[Stored data]
(begin)
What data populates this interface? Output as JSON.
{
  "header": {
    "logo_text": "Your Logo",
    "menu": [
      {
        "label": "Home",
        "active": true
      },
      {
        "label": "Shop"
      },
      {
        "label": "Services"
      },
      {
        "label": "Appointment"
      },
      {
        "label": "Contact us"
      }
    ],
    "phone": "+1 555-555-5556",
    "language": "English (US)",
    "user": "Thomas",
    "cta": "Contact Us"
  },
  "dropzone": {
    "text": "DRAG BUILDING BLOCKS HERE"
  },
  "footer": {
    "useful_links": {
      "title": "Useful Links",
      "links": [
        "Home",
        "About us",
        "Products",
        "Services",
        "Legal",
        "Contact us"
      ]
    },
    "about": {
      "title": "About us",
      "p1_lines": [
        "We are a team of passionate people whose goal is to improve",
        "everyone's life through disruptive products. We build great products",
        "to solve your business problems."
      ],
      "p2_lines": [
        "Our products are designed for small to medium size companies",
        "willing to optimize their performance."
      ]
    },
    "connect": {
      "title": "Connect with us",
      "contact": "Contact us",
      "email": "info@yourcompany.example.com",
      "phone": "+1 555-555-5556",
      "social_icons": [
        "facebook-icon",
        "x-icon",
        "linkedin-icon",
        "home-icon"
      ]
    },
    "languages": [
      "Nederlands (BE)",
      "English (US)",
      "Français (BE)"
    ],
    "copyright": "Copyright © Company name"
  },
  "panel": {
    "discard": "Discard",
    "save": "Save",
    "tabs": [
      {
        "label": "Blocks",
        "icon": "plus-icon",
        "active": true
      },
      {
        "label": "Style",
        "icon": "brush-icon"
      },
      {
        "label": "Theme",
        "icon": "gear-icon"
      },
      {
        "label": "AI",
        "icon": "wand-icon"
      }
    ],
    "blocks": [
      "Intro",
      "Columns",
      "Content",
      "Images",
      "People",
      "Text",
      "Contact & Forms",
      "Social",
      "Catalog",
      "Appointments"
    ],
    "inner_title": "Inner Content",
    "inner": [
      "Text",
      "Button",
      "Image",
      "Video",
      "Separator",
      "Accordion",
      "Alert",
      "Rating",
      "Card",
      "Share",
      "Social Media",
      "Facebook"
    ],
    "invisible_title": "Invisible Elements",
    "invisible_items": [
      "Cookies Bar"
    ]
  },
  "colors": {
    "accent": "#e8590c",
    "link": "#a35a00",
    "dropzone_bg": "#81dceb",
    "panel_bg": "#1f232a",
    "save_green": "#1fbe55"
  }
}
(end)
(begin)
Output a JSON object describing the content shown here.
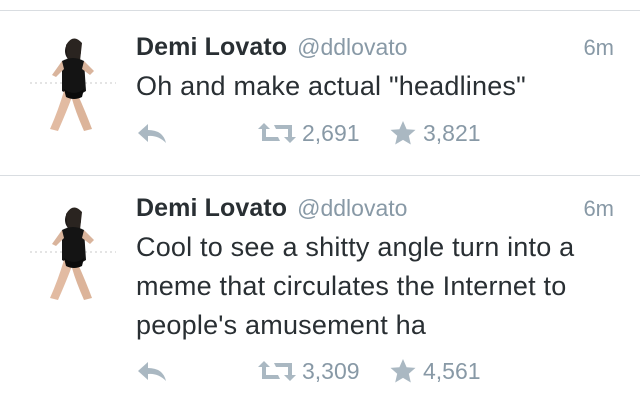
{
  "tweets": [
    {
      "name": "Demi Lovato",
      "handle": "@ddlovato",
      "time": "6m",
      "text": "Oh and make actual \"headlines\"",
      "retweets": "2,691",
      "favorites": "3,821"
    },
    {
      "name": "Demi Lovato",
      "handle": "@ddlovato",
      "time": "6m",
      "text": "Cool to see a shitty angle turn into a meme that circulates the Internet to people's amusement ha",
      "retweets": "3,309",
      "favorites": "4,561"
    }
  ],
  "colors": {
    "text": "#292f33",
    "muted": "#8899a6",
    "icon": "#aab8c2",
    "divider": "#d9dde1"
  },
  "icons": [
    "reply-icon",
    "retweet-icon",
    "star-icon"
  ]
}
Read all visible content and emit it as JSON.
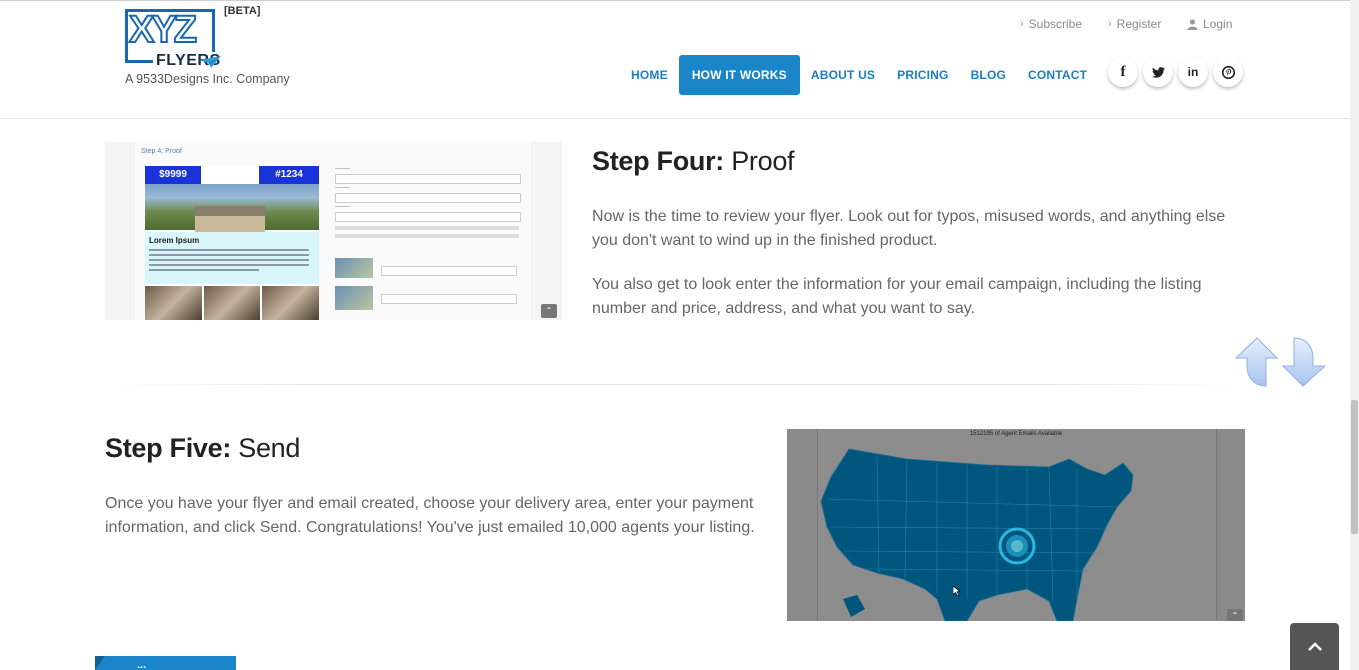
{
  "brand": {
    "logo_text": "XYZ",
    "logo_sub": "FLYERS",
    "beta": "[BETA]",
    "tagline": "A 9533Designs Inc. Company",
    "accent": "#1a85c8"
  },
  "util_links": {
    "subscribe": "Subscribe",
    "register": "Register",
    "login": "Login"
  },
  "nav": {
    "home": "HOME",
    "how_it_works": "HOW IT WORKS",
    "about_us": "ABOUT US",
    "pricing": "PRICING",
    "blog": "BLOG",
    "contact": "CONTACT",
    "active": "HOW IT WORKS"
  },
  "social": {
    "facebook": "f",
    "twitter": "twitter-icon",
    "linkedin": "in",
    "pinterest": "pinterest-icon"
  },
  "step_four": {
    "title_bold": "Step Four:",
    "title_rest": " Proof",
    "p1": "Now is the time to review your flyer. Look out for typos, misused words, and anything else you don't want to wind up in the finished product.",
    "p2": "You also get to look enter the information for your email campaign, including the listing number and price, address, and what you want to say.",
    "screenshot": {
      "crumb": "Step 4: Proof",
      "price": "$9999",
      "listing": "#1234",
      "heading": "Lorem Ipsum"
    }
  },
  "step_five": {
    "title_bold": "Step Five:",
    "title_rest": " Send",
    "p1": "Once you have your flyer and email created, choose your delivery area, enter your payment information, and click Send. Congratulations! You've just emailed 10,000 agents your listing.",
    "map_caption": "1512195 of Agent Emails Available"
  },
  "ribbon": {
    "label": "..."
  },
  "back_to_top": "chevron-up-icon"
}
(end)
▶ **The task**: Return each line where "want" shows up.

▶ **Written solution**:
    "p1": "Now is the time to review your flyer. Look out for typos, misused words, and anything else you don't want to wind up in the finished product.",
    "p2": "You also get to look enter the information for your email campaign, including the listing number and price, address, and what you want to say.",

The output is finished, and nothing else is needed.